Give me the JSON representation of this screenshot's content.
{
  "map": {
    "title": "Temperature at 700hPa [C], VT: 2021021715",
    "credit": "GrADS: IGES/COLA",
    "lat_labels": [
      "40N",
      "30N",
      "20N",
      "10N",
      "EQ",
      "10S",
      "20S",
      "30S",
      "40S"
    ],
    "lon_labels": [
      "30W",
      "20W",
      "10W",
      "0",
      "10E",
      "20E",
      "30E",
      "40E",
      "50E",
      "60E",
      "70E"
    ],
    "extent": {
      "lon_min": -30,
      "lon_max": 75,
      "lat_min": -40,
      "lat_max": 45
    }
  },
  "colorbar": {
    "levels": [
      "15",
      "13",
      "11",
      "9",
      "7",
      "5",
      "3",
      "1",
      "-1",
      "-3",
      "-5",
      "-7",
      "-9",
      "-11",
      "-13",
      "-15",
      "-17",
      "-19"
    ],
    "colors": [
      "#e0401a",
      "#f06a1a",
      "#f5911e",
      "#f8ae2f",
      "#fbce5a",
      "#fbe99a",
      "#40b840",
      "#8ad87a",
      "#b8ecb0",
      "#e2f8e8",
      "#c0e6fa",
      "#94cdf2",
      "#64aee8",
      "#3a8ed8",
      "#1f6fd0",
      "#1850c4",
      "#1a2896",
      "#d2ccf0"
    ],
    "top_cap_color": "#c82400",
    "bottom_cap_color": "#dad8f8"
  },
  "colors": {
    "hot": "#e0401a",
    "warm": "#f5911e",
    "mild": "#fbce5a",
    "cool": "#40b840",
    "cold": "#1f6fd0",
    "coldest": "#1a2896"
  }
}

* * *

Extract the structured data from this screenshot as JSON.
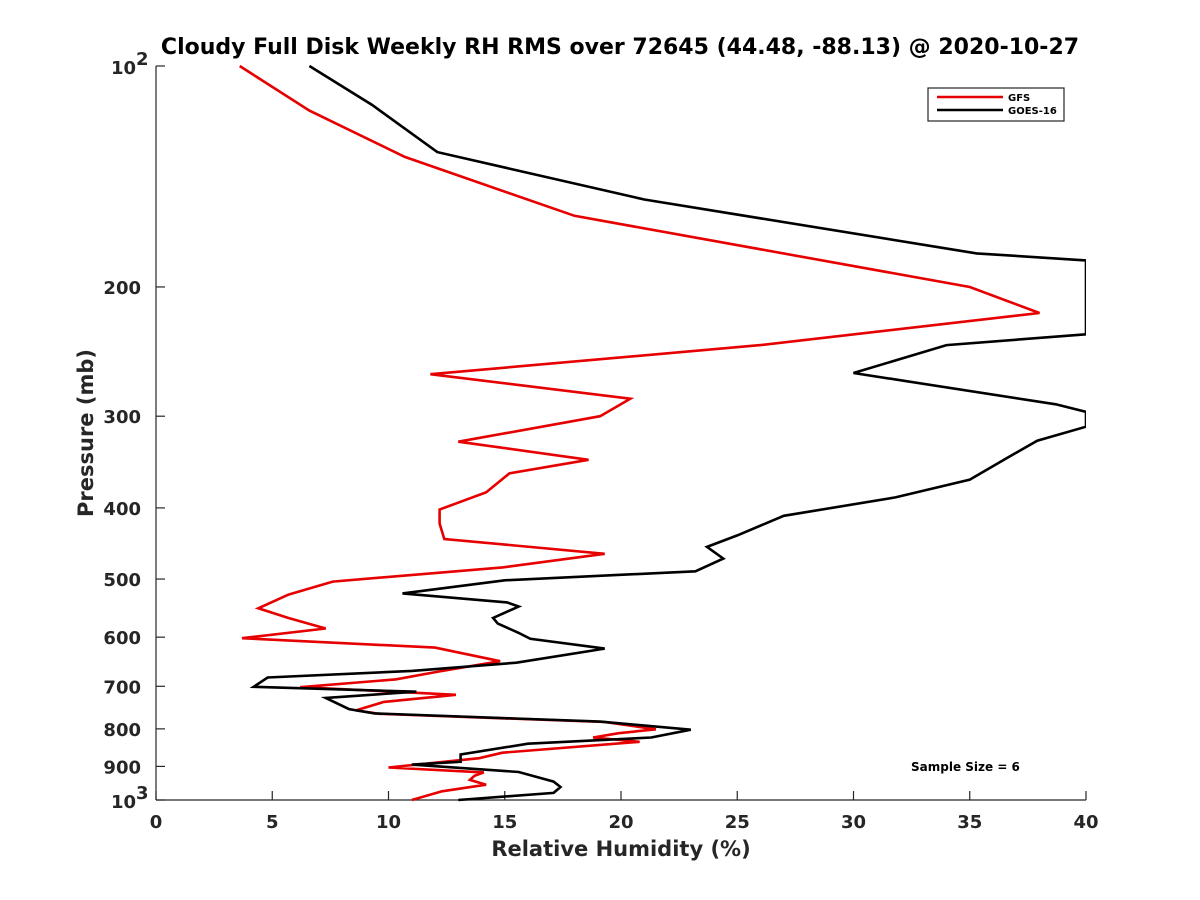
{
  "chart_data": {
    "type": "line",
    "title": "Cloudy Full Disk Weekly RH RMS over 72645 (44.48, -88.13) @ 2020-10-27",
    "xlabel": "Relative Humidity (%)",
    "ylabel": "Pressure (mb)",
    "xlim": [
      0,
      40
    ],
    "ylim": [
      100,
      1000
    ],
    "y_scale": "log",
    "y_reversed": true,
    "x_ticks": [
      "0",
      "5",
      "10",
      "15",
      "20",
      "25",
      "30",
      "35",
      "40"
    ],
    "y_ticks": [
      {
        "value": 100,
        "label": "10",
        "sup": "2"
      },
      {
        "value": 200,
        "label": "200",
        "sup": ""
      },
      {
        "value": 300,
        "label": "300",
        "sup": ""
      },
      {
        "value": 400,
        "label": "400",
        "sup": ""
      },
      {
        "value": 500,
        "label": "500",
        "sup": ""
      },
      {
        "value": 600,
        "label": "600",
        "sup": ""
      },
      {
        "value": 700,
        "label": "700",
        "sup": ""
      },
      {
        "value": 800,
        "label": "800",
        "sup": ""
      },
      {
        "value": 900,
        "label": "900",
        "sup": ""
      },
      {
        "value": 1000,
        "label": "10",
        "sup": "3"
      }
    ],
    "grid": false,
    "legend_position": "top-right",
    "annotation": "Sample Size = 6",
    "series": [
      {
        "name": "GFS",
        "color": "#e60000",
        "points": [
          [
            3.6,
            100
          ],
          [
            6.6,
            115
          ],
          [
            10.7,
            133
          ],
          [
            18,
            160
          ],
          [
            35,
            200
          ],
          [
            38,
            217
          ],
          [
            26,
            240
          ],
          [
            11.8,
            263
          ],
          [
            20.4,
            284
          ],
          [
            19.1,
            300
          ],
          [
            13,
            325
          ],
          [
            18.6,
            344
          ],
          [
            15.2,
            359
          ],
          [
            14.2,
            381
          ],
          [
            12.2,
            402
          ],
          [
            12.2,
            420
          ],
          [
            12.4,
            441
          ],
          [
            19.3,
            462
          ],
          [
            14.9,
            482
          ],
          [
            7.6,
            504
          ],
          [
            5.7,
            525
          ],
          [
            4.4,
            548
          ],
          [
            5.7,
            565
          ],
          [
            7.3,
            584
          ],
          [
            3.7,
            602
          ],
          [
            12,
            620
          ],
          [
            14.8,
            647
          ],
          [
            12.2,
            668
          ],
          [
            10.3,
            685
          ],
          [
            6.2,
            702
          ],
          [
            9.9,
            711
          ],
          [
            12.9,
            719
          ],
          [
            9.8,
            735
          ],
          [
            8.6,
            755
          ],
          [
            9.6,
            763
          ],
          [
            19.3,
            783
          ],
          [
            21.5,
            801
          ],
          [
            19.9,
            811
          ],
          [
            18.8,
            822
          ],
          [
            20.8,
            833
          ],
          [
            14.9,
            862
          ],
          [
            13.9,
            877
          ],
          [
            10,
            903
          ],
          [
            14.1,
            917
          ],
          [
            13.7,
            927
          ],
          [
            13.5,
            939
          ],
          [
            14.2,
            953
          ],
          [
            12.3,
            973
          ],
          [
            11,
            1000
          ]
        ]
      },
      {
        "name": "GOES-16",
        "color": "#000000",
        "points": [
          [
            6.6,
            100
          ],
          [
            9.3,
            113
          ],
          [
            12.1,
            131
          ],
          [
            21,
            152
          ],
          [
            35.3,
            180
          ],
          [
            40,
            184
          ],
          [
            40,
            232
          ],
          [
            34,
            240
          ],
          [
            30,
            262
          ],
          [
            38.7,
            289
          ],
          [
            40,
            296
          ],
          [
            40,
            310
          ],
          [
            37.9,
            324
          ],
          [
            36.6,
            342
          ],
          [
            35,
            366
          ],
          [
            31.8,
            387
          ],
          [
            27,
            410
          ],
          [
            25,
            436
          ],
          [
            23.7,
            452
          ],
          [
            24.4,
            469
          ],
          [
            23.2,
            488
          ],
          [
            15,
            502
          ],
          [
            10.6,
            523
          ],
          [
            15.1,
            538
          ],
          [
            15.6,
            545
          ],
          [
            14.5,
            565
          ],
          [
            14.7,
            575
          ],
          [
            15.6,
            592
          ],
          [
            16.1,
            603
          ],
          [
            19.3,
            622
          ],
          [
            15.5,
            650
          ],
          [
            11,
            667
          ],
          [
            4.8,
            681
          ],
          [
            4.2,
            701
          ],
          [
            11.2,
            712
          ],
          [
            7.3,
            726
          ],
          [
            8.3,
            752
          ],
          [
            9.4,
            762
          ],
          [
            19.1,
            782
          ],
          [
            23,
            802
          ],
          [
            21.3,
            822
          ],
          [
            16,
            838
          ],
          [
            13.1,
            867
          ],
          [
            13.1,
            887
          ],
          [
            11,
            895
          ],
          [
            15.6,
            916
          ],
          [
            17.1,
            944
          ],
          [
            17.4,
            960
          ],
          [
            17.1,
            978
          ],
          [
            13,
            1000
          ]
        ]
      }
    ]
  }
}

• **Prompt**
Go through the entries and return each line where the word "value" appears.

• **Finished answer**
        "value": 100,
        "value": 200,
        "value": 300,
        "value": 400,
        "value": 500,
        "value": 600,
        "value": 700,
        "value": 800,
        "value": 900,
        "value": 1000,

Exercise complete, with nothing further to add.